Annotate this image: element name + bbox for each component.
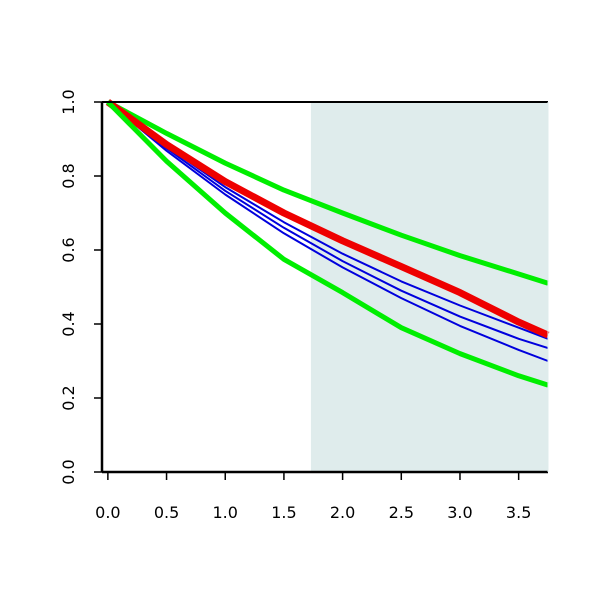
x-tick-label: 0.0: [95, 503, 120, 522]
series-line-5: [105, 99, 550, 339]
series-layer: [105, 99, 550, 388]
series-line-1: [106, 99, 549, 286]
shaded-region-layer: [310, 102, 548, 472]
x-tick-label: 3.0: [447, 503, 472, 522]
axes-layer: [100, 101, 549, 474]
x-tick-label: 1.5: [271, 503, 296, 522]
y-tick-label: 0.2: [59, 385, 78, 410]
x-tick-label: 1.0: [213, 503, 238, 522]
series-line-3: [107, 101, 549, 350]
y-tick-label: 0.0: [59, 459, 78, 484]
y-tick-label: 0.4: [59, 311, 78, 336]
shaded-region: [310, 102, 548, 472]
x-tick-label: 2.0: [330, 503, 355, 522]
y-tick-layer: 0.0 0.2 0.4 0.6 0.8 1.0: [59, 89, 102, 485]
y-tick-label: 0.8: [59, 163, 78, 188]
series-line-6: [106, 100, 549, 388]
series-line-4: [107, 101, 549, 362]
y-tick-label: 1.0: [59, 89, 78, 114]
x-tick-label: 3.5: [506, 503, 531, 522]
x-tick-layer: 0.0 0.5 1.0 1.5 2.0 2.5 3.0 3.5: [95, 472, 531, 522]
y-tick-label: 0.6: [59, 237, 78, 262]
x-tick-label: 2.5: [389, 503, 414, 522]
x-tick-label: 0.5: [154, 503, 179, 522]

+ + + +

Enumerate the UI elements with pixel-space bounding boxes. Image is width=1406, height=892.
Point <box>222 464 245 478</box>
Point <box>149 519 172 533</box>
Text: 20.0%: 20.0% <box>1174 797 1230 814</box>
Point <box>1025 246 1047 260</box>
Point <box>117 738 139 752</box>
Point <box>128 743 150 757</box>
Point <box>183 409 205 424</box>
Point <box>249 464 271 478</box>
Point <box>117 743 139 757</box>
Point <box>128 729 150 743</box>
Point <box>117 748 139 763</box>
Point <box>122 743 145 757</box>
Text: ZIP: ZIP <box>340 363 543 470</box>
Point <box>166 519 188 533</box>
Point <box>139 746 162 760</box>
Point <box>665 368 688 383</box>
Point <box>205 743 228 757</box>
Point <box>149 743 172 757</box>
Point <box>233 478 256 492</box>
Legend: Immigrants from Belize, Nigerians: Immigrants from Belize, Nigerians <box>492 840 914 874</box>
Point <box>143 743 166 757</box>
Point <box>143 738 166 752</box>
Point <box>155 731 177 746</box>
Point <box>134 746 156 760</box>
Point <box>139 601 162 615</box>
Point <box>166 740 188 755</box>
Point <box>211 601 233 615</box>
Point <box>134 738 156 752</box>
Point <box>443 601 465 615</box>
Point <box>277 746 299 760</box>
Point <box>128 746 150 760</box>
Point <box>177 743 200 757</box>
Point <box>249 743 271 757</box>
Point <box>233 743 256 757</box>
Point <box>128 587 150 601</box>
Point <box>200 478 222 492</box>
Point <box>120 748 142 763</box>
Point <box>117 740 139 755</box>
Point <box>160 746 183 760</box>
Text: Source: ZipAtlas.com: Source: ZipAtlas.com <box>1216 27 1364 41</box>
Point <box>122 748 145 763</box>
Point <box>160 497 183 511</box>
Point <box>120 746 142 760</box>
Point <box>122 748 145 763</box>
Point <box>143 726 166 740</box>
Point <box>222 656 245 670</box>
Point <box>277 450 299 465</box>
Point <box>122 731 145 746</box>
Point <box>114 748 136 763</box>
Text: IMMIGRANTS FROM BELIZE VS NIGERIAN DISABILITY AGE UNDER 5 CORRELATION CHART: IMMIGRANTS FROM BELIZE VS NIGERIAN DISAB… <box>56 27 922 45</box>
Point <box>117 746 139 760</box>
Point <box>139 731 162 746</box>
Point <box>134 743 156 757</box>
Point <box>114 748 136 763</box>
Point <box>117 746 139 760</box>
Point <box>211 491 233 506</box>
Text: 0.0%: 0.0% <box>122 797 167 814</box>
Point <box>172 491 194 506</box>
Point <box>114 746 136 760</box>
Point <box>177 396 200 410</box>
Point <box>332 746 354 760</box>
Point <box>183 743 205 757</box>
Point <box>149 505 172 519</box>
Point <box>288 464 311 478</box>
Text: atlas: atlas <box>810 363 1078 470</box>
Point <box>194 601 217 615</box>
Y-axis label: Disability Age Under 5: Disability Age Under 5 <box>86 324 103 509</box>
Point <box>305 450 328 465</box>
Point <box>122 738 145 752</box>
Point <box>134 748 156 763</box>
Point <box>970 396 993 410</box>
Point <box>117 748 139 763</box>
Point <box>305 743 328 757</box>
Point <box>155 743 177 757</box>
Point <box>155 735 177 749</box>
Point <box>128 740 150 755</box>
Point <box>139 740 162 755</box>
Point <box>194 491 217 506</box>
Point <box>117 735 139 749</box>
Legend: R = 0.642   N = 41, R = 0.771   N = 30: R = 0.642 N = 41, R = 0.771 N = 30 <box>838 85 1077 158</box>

+ + + +

▶ Problem:
Copy out every item from the line containing "Annotate this image: element" down to the line containing "x-tick-label: 0.5: [154, 503, 179, 522]", both included, leaving out the pictures.

▶ Exercise answer:
Annotate this image: element name + bbox for each component.
x-tick-label: 0.0: [95, 503, 120, 522]
series-line-5: [105, 99, 550, 339]
series-layer: [105, 99, 550, 388]
series-line-1: [106, 99, 549, 286]
shaded-region-layer: [310, 102, 548, 472]
x-tick-label: 3.0: [447, 503, 472, 522]
axes-layer: [100, 101, 549, 474]
x-tick-label: 1.5: [271, 503, 296, 522]
y-tick-label: 0.2: [59, 385, 78, 410]
x-tick-label: 1.0: [213, 503, 238, 522]
series-line-3: [107, 101, 549, 350]
y-tick-label: 0.0: [59, 459, 78, 484]
y-tick-label: 0.4: [59, 311, 78, 336]
shaded-region: [310, 102, 548, 472]
x-tick-label: 2.0: [330, 503, 355, 522]
y-tick-layer: 0.0 0.2 0.4 0.6 0.8 1.0: [59, 89, 102, 485]
y-tick-label: 0.8: [59, 163, 78, 188]
series-line-6: [106, 100, 549, 388]
series-line-4: [107, 101, 549, 362]
y-tick-label: 1.0: [59, 89, 78, 114]
x-tick-label: 3.5: [506, 503, 531, 522]
x-tick-layer: 0.0 0.5 1.0 1.5 2.0 2.5 3.0 3.5: [95, 472, 531, 522]
y-tick-label: 0.6: [59, 237, 78, 262]
x-tick-label: 2.5: [389, 503, 414, 522]
x-tick-label: 0.5: [154, 503, 179, 522]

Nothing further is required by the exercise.